[Items from a dataset]
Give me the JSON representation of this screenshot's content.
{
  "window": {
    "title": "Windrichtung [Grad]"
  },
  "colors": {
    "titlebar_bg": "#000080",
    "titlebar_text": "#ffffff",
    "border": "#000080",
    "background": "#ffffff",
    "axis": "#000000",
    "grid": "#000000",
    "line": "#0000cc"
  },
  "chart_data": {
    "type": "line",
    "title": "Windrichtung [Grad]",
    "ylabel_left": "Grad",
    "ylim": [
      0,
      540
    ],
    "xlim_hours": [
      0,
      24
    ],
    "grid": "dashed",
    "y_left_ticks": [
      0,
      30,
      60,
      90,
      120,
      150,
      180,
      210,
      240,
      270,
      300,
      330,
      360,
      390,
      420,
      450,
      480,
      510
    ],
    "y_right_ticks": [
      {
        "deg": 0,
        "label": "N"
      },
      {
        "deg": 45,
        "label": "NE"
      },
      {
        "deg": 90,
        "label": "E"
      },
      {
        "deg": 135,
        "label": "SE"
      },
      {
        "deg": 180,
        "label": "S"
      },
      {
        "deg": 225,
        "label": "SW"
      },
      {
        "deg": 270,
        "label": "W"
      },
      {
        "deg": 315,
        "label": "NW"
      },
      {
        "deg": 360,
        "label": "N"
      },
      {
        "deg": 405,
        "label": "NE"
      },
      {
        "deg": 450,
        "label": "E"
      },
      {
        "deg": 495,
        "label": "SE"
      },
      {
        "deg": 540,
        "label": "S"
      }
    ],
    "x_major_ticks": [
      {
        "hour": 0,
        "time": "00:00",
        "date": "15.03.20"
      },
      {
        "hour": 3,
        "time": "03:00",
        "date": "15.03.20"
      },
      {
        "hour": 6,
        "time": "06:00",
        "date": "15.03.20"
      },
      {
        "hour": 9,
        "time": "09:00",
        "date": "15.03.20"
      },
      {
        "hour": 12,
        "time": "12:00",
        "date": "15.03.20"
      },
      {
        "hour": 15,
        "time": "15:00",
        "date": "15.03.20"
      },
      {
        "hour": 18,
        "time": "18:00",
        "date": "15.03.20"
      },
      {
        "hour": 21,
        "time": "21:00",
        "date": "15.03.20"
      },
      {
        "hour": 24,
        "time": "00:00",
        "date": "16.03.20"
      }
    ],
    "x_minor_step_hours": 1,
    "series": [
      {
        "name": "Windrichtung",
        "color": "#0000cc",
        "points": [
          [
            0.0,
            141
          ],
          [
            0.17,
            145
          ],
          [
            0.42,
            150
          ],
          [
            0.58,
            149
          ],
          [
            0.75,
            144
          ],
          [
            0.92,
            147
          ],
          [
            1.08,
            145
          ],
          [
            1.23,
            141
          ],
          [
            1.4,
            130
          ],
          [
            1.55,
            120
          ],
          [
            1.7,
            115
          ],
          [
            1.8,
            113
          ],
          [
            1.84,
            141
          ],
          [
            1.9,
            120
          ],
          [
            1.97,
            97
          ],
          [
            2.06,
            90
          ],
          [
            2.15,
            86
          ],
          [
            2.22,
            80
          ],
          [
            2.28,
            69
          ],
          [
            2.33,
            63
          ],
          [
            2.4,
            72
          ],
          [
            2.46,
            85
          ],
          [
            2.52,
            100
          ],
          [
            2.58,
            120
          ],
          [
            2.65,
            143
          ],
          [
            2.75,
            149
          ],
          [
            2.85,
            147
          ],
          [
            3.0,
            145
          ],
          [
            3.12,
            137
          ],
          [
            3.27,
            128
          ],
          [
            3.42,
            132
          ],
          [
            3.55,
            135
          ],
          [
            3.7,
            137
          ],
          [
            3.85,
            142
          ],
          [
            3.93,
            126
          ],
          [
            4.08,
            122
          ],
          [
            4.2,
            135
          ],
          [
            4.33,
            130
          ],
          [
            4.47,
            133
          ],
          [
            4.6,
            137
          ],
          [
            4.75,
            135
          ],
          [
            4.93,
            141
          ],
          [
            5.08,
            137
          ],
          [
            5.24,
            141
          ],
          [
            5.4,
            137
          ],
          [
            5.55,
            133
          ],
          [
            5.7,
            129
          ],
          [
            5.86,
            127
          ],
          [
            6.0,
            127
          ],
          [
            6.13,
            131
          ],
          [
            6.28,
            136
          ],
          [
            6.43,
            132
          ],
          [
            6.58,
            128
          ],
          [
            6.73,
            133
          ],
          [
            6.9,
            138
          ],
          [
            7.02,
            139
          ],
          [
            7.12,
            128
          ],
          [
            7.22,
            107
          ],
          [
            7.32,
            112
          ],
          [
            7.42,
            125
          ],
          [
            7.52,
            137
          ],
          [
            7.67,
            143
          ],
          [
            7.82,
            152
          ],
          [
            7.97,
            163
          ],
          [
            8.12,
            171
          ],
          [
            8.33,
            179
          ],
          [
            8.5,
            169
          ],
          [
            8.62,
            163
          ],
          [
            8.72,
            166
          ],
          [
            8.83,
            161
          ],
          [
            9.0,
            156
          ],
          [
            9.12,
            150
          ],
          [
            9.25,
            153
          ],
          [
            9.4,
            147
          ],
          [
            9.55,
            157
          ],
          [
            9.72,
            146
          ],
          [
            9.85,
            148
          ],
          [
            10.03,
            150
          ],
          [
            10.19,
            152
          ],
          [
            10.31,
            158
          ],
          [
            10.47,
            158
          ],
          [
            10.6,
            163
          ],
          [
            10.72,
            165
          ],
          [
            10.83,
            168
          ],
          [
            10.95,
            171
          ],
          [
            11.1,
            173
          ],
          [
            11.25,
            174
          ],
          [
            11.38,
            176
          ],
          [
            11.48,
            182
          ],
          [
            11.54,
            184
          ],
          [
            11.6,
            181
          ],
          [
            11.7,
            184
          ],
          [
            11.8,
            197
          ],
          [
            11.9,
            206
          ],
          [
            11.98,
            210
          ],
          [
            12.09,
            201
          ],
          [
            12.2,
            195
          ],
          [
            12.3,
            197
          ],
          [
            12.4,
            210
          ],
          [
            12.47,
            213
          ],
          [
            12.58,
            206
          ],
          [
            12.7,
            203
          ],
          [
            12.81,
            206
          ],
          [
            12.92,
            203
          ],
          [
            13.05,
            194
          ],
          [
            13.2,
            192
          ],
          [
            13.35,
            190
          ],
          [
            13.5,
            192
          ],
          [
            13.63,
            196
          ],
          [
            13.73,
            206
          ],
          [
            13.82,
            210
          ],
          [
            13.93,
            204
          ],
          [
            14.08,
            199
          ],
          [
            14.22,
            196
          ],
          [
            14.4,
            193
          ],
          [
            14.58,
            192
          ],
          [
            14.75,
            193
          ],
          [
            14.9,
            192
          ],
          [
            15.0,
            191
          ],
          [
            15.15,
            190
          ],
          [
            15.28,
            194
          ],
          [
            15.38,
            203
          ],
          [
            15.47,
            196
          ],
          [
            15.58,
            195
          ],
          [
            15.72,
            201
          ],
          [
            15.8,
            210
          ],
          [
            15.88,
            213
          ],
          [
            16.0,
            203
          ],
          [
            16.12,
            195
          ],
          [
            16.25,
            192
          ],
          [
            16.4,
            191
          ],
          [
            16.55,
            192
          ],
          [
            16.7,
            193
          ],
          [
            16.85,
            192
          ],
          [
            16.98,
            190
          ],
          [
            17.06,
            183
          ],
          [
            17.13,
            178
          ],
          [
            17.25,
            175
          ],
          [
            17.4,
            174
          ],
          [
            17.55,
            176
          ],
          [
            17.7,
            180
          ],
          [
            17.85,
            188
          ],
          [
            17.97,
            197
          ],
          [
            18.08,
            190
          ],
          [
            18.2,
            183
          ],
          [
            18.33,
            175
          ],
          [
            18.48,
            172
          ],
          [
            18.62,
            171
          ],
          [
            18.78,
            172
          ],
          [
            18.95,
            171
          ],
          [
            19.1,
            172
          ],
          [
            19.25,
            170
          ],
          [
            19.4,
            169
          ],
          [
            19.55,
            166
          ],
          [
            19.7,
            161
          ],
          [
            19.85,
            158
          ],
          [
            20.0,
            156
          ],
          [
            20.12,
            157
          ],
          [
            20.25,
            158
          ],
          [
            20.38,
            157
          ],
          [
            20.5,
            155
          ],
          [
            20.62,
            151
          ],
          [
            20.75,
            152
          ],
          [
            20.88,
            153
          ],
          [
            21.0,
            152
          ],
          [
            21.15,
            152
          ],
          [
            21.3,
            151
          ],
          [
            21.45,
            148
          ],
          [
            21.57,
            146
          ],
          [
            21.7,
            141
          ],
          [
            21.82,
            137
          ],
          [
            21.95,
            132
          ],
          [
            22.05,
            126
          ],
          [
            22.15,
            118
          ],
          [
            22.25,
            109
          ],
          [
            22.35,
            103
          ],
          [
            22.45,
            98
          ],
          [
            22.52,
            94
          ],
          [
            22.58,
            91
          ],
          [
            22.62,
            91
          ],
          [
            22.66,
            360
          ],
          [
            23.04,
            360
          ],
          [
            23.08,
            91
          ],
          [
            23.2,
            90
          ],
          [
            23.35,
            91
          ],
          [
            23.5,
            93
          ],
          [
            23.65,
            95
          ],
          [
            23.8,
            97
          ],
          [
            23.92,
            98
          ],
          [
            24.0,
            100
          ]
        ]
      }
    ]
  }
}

# [TO DO]
Look through the entries above; copy every line holding the string "Windrichtung".

# [RIGHT ANSWER]
    "title": "Windrichtung [Grad]"
    "title": "Windrichtung [Grad]",
        "name": "Windrichtung",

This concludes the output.